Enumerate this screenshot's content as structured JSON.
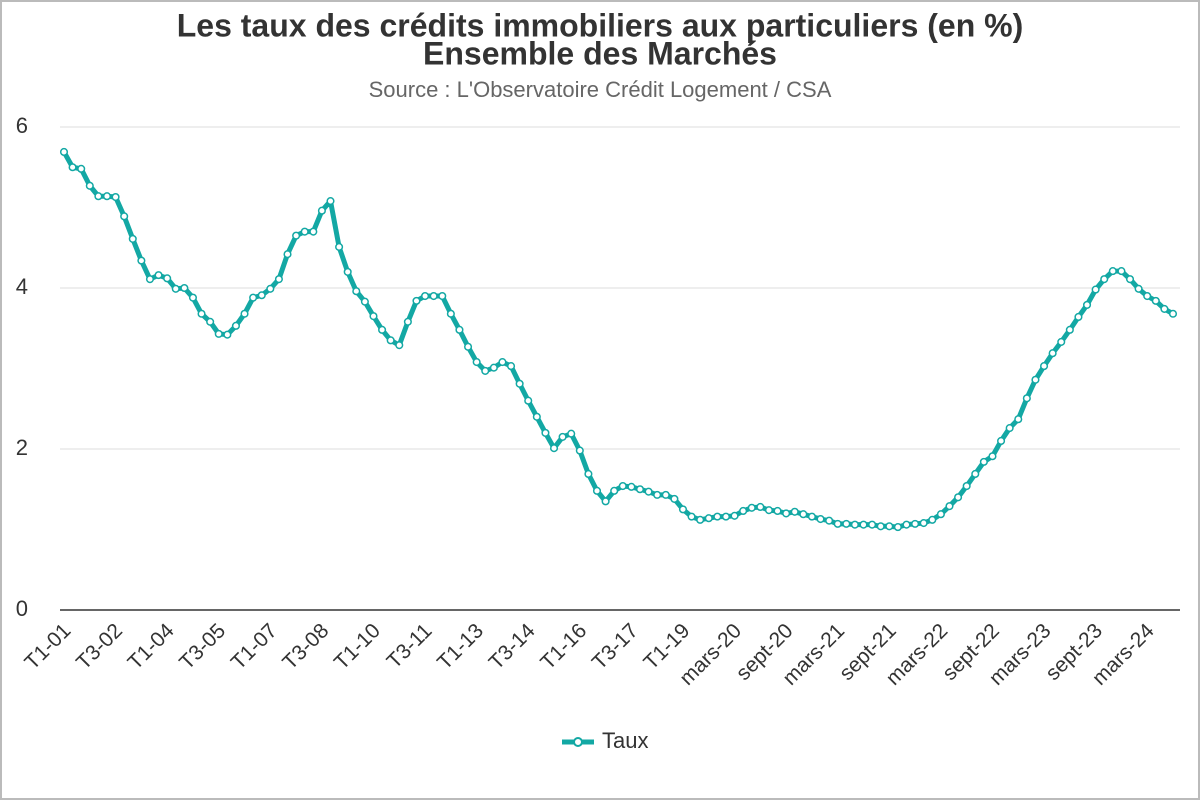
{
  "chart_data": {
    "type": "line",
    "title": "Les taux des crédits immobiliers aux particuliers (en %)",
    "subtitle": "Ensemble des Marchés",
    "source": "Source : L'Observatoire Crédit Logement / CSA",
    "categories": [
      "T1-01",
      null,
      null,
      null,
      null,
      null,
      "T3-02",
      null,
      null,
      null,
      null,
      null,
      "T1-04",
      null,
      null,
      null,
      null,
      null,
      "T3-05",
      null,
      null,
      null,
      null,
      null,
      "T1-07",
      null,
      null,
      null,
      null,
      null,
      "T3-08",
      null,
      null,
      null,
      null,
      null,
      "T1-10",
      null,
      null,
      null,
      null,
      null,
      "T3-11",
      null,
      null,
      null,
      null,
      null,
      "T1-13",
      null,
      null,
      null,
      null,
      null,
      "T3-14",
      null,
      null,
      null,
      null,
      null,
      "T1-16",
      null,
      null,
      null,
      null,
      null,
      "T3-17",
      null,
      null,
      null,
      null,
      null,
      "T1-19",
      null,
      null,
      null,
      null,
      null,
      "mars-20",
      null,
      null,
      null,
      null,
      null,
      "sept-20",
      null,
      null,
      null,
      null,
      null,
      "mars-21",
      null,
      null,
      null,
      null,
      null,
      "sept-21",
      null,
      null,
      null,
      null,
      null,
      "mars-22",
      null,
      null,
      null,
      null,
      null,
      "sept-22",
      null,
      null,
      null,
      null,
      null,
      "mars-23",
      null,
      null,
      null,
      null,
      null,
      "sept-23",
      null,
      null,
      null,
      null,
      null,
      "mars-24",
      null,
      null,
      null
    ],
    "series": [
      {
        "name": "Taux",
        "color": "#13a8a4",
        "values": [
          5.69,
          5.5,
          5.48,
          5.27,
          5.14,
          5.14,
          5.13,
          4.89,
          4.61,
          4.34,
          4.11,
          4.16,
          4.12,
          3.99,
          4.0,
          3.88,
          3.68,
          3.58,
          3.43,
          3.42,
          3.53,
          3.68,
          3.88,
          3.91,
          3.99,
          4.11,
          4.42,
          4.65,
          4.7,
          4.7,
          4.96,
          5.08,
          4.51,
          4.2,
          3.96,
          3.83,
          3.65,
          3.48,
          3.35,
          3.29,
          3.58,
          3.84,
          3.9,
          3.9,
          3.9,
          3.68,
          3.48,
          3.27,
          3.08,
          2.97,
          3.01,
          3.08,
          3.03,
          2.81,
          2.6,
          2.4,
          2.2,
          2.01,
          2.15,
          2.19,
          1.98,
          1.69,
          1.48,
          1.35,
          1.48,
          1.54,
          1.53,
          1.5,
          1.47,
          1.43,
          1.43,
          1.38,
          1.25,
          1.16,
          1.12,
          1.14,
          1.16,
          1.16,
          1.17,
          1.23,
          1.27,
          1.28,
          1.24,
          1.23,
          1.2,
          1.22,
          1.19,
          1.16,
          1.13,
          1.11,
          1.07,
          1.07,
          1.06,
          1.06,
          1.06,
          1.04,
          1.04,
          1.03,
          1.06,
          1.07,
          1.08,
          1.12,
          1.19,
          1.29,
          1.4,
          1.54,
          1.69,
          1.84,
          1.91,
          2.1,
          2.26,
          2.37,
          2.63,
          2.86,
          3.03,
          3.19,
          3.33,
          3.48,
          3.64,
          3.79,
          3.98,
          4.11,
          4.21,
          4.21,
          4.11,
          3.99,
          3.9,
          3.84,
          3.74,
          3.68
        ]
      }
    ],
    "ylim": [
      0,
      6
    ],
    "yticks": [
      0,
      2,
      4,
      6
    ],
    "grid": true
  }
}
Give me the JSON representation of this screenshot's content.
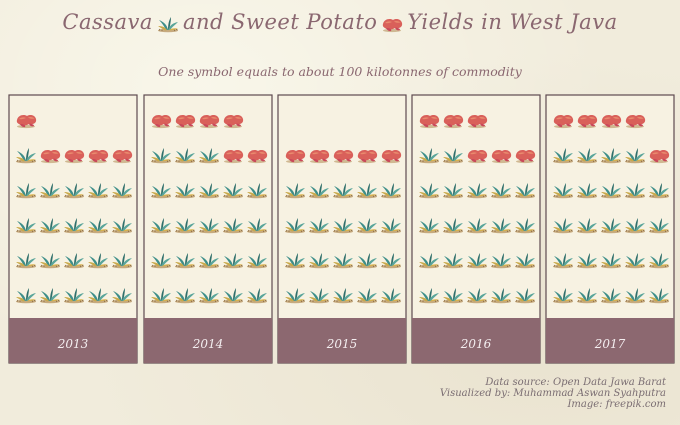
{
  "title": {
    "part1": "Cassava",
    "part2": "and Sweet Potato",
    "part3": "Yields in West Java"
  },
  "subtitle": "One symbol equals to about 100 kilotonnes of commodity",
  "credits": {
    "source": "Data source: Open Data Jawa Barat",
    "author": "Visualized by: Muhammad Aswan Syahputra",
    "image": "Image: freepik.com"
  },
  "icons": {
    "cassava": "cassava-plant-icon",
    "sweet_potato": "sweet-potato-icon"
  },
  "colors": {
    "panel_bg": "#f7f2e2",
    "year_band": "#8c6870",
    "title": "#8a6770",
    "leaf": "#3f8f8a",
    "leaf_dark": "#2f6f6b",
    "tuber": "#d9605a",
    "tuber_light": "#e98a6e",
    "soil": "#b5925d"
  },
  "chart_data": {
    "type": "pictogram",
    "unit_per_symbol": 100,
    "unit": "kilotonnes",
    "categories": [
      "2013",
      "2014",
      "2015",
      "2016",
      "2017"
    ],
    "series": [
      {
        "name": "Cassava",
        "icon": "cassava-plant-icon",
        "symbols": [
          21,
          23,
          20,
          22,
          24
        ]
      },
      {
        "name": "Sweet Potato",
        "icon": "sweet-potato-icon",
        "symbols": [
          5,
          6,
          5,
          6,
          5
        ]
      }
    ]
  }
}
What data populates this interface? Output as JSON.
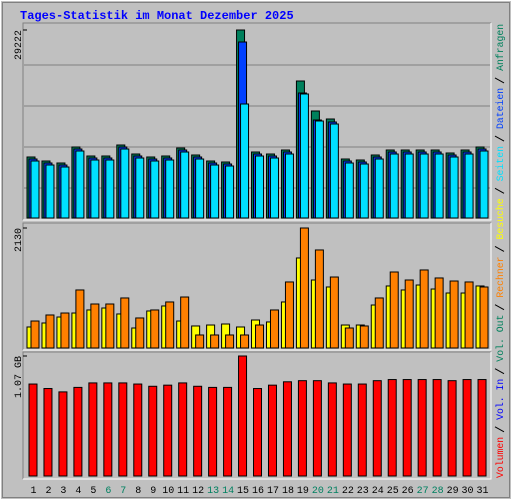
{
  "chart_data": [
    {
      "type": "bar",
      "title": "Tages-Statistik im Monat Dezember 2025",
      "ylim": [
        0,
        29222
      ],
      "yticks": [
        29222
      ],
      "series": [
        {
          "name": "Seiten",
          "color": "#00e0ff",
          "values": [
            8860,
            8238,
            7927,
            10414,
            9015,
            9015,
            10725,
            9326,
            8860,
            9015,
            10259,
            9171,
            8238,
            8083,
            17720,
            9637,
            9326,
            9948,
            19275,
            15078,
            14611,
            8549,
            8394,
            9171,
            9948,
            9948,
            9948,
            9948,
            9482,
            9948,
            10414
          ]
        },
        {
          "name": "Dateien",
          "color": "#0040ff",
          "values": [
            9171,
            8549,
            8238,
            10725,
            9326,
            9326,
            11036,
            9637,
            9171,
            9326,
            10570,
            9482,
            8549,
            8394,
            27357,
            9948,
            9637,
            10259,
            19430,
            15233,
            14923,
            8860,
            8705,
            9482,
            10259,
            10259,
            10259,
            10259,
            9793,
            10259,
            10725
          ]
        },
        {
          "name": "Anfragen",
          "color": "#00805c",
          "values": [
            9482,
            8860,
            8549,
            11036,
            9637,
            9637,
            11347,
            9948,
            9482,
            9637,
            10881,
            9793,
            8860,
            8705,
            29222,
            10259,
            9948,
            10570,
            21295,
            16632,
            15389,
            9171,
            9016,
            9793,
            10570,
            10570,
            10570,
            10570,
            10104,
            10570,
            11036
          ]
        }
      ]
    },
    {
      "type": "bar",
      "ylim": [
        0,
        2130
      ],
      "yticks": [
        2130
      ],
      "series": [
        {
          "name": "Rechner",
          "color": "#ff8000",
          "values": [
            479,
            586,
            621,
            1030,
            781,
            781,
            888,
            533,
            675,
            817,
            905,
            231,
            231,
            231,
            231,
            408,
            675,
            1172,
            2130,
            1740,
            1260,
            355,
            391,
            888,
            1349,
            1207,
            1385,
            1243,
            1189,
            1172,
            1083
          ]
        },
        {
          "name": "Besuche",
          "color": "#ffff00",
          "values": [
            373,
            444,
            550,
            621,
            675,
            710,
            604,
            355,
            657,
            746,
            479,
            391,
            408,
            426,
            373,
            497,
            462,
            817,
            1598,
            1207,
            1083,
            408,
            408,
            763,
            1101,
            1030,
            1118,
            1047,
            976,
            976,
            1101
          ]
        }
      ]
    },
    {
      "type": "bar",
      "ylim": [
        0,
        1.07
      ],
      "yticks": [
        {
          "value": 1.07,
          "label": "1.07 GB"
        }
      ],
      "categories": [
        "1",
        "2",
        "3",
        "4",
        "5",
        "6",
        "7",
        "8",
        "9",
        "10",
        "11",
        "12",
        "13",
        "14",
        "15",
        "16",
        "17",
        "18",
        "19",
        "20",
        "21",
        "22",
        "23",
        "24",
        "25",
        "26",
        "27",
        "28",
        "29",
        "30",
        "31"
      ],
      "category_colors": [
        "#000000",
        "#000000",
        "#000000",
        "#000000",
        "#000000",
        "#008060",
        "#008060",
        "#000000",
        "#000000",
        "#000000",
        "#000000",
        "#000000",
        "#008060",
        "#008060",
        "#000000",
        "#000000",
        "#000000",
        "#000000",
        "#000000",
        "#008060",
        "#008060",
        "#000000",
        "#000000",
        "#000000",
        "#000000",
        "#000000",
        "#008060",
        "#008060",
        "#000000",
        "#000000",
        "#000000"
      ],
      "series": [
        {
          "name": "Volumen",
          "color": "#ff0000",
          "values": [
            0.82,
            0.78,
            0.75,
            0.79,
            0.83,
            0.83,
            0.83,
            0.82,
            0.8,
            0.81,
            0.83,
            0.8,
            0.79,
            0.79,
            1.07,
            0.78,
            0.81,
            0.84,
            0.85,
            0.85,
            0.83,
            0.82,
            0.82,
            0.85,
            0.86,
            0.86,
            0.86,
            0.86,
            0.85,
            0.86,
            0.86
          ]
        },
        {
          "name": "Vol. In",
          "color": "#0000ff"
        },
        {
          "name": "Vol. Out",
          "color": "#00805c"
        }
      ]
    }
  ]
}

--*--

▶ **Aim of the task**
Search the records for the word "this". Copy every line that has it.

▶ **Result**
Enumerate this screenshot's content as structured JSON.
Give me the JSON representation of this screenshot's content.
What data populates this interface? Output as JSON.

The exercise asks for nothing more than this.